From the entries below, copy every line that holds the word "count".

-- start of Material provided --

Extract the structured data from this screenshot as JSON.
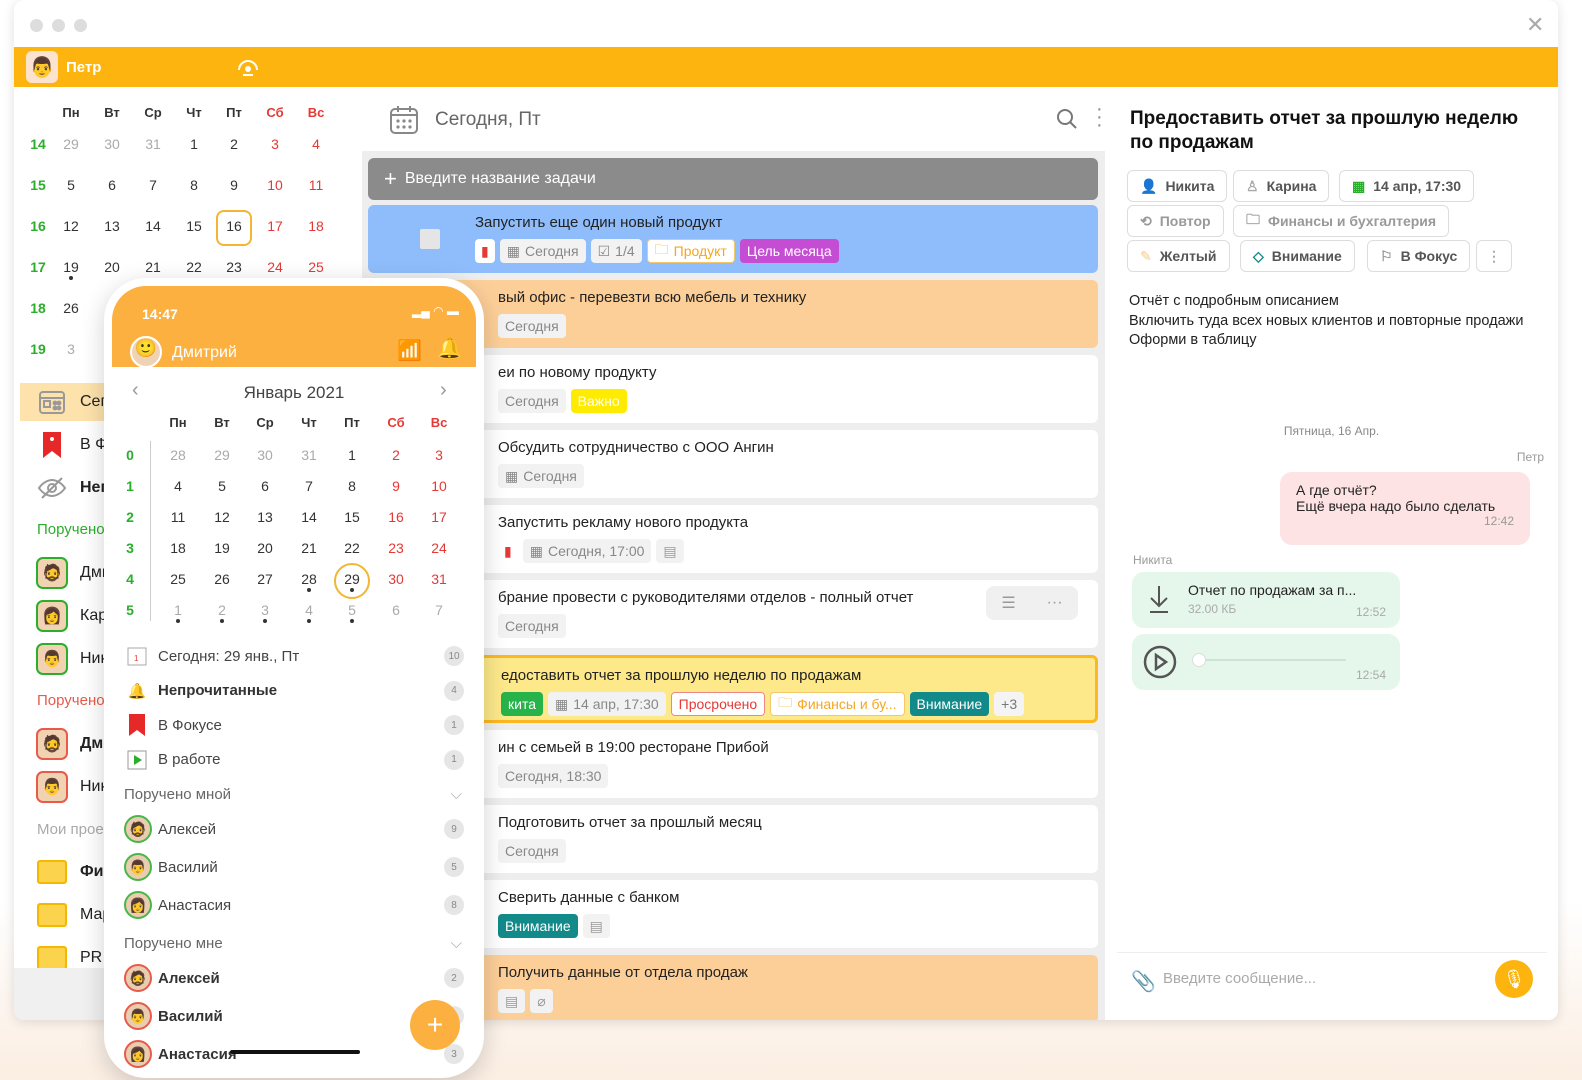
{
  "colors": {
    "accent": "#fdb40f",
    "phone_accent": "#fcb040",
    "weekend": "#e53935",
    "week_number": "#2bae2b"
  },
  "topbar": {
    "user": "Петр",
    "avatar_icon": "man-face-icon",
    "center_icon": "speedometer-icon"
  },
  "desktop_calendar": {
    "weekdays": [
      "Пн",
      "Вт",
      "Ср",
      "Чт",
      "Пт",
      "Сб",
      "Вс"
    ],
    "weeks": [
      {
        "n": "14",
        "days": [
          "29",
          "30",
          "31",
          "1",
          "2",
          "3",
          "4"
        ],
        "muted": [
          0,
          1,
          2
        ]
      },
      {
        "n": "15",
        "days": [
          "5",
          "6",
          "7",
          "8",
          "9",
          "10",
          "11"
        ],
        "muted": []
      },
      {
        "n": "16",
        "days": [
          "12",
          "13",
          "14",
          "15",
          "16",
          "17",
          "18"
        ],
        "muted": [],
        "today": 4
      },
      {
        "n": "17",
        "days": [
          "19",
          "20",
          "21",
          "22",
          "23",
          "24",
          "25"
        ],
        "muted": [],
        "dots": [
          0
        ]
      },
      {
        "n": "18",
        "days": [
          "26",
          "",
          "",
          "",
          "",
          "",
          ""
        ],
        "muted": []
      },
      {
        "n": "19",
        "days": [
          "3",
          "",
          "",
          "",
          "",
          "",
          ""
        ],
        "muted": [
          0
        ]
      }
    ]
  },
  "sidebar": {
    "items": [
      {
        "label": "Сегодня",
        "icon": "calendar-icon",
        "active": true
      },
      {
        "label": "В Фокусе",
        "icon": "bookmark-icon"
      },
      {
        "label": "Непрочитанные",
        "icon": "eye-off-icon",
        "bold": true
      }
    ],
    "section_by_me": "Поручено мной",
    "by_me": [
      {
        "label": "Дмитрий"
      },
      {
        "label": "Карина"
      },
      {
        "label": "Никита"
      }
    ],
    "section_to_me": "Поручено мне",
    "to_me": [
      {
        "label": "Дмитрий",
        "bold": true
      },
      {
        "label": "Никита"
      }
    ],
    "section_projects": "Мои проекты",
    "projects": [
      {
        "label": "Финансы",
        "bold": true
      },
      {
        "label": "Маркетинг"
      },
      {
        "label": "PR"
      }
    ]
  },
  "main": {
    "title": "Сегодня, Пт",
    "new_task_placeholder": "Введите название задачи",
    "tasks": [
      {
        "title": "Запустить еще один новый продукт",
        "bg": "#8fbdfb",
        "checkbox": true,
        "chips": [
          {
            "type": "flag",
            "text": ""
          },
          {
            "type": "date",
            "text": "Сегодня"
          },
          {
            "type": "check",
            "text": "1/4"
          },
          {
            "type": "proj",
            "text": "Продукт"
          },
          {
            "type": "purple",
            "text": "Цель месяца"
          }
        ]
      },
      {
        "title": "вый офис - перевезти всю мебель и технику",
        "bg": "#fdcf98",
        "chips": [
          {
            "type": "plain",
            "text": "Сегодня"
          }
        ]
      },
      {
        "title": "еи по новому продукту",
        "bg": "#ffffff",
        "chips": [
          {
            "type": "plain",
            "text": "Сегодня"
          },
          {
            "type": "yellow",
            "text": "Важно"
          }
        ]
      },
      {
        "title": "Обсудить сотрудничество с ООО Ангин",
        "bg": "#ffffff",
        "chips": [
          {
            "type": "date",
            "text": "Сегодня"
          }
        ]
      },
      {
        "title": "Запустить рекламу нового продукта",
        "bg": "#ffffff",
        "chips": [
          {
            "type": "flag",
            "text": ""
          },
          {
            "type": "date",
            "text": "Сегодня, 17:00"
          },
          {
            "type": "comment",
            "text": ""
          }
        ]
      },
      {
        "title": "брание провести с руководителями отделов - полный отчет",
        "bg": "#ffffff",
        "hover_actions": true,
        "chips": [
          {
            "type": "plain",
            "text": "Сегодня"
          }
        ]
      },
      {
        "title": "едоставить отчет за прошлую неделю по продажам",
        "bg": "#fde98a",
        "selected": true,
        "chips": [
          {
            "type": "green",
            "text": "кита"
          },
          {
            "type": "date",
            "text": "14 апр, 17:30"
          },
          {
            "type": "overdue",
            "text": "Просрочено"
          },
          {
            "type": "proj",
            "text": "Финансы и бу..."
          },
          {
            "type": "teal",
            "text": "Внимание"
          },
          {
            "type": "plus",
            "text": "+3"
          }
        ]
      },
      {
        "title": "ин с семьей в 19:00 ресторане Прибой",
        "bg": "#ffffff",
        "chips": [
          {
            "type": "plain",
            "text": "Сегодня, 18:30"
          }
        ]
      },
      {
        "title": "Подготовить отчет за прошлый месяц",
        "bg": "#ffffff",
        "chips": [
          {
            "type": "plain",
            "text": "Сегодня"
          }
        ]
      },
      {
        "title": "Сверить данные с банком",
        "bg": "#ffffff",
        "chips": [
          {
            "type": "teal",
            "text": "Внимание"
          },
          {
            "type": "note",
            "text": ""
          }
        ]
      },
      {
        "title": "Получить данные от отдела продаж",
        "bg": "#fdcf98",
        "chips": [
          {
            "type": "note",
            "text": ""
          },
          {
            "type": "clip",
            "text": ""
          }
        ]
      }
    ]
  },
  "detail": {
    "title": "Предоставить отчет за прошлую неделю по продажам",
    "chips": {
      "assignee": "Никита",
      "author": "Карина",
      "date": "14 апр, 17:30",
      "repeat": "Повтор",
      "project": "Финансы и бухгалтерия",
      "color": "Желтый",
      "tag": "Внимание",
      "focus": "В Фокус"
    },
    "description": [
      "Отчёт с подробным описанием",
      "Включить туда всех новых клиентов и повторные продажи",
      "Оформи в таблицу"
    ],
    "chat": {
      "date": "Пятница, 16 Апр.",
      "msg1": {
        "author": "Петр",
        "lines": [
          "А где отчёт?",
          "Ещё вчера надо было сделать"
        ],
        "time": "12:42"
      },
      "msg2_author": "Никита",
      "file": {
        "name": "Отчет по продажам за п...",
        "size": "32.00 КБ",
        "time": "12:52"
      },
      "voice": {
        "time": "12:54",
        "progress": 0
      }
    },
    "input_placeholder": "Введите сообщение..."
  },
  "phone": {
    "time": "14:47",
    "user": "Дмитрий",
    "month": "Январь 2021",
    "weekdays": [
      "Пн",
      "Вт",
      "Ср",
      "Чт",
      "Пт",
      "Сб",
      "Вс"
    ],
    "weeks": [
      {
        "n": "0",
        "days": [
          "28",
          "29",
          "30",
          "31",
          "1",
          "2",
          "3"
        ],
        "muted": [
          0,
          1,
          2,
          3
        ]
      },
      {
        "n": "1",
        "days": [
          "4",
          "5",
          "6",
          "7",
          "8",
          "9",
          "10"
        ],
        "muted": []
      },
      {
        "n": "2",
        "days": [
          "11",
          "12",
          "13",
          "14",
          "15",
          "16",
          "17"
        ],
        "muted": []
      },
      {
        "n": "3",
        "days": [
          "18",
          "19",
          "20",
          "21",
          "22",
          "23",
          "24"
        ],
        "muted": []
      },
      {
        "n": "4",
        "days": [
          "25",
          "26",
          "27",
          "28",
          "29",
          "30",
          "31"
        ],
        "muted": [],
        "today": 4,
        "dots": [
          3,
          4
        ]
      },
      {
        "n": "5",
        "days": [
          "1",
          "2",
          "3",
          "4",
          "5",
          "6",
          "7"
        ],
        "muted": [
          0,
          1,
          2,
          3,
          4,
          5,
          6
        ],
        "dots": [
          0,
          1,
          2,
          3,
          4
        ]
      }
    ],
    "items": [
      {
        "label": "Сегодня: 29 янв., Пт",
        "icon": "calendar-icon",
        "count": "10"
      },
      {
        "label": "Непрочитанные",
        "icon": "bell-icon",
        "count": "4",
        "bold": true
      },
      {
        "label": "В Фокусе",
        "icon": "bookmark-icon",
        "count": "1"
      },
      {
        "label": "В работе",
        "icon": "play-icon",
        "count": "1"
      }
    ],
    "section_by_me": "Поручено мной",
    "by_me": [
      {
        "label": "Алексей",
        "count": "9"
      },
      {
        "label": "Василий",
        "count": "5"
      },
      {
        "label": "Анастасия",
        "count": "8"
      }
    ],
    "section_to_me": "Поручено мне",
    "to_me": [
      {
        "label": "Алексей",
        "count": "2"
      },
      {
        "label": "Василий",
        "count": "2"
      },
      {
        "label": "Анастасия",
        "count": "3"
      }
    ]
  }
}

-- end of Material provided --

#### Final result:
        "count": "10"
        "count": "4",
        "count": "1"
        "count": "1"
        "count": "9"
        "count": "5"
        "count": "8"
        "count": "2"
        "count": "2"
        "count": "3"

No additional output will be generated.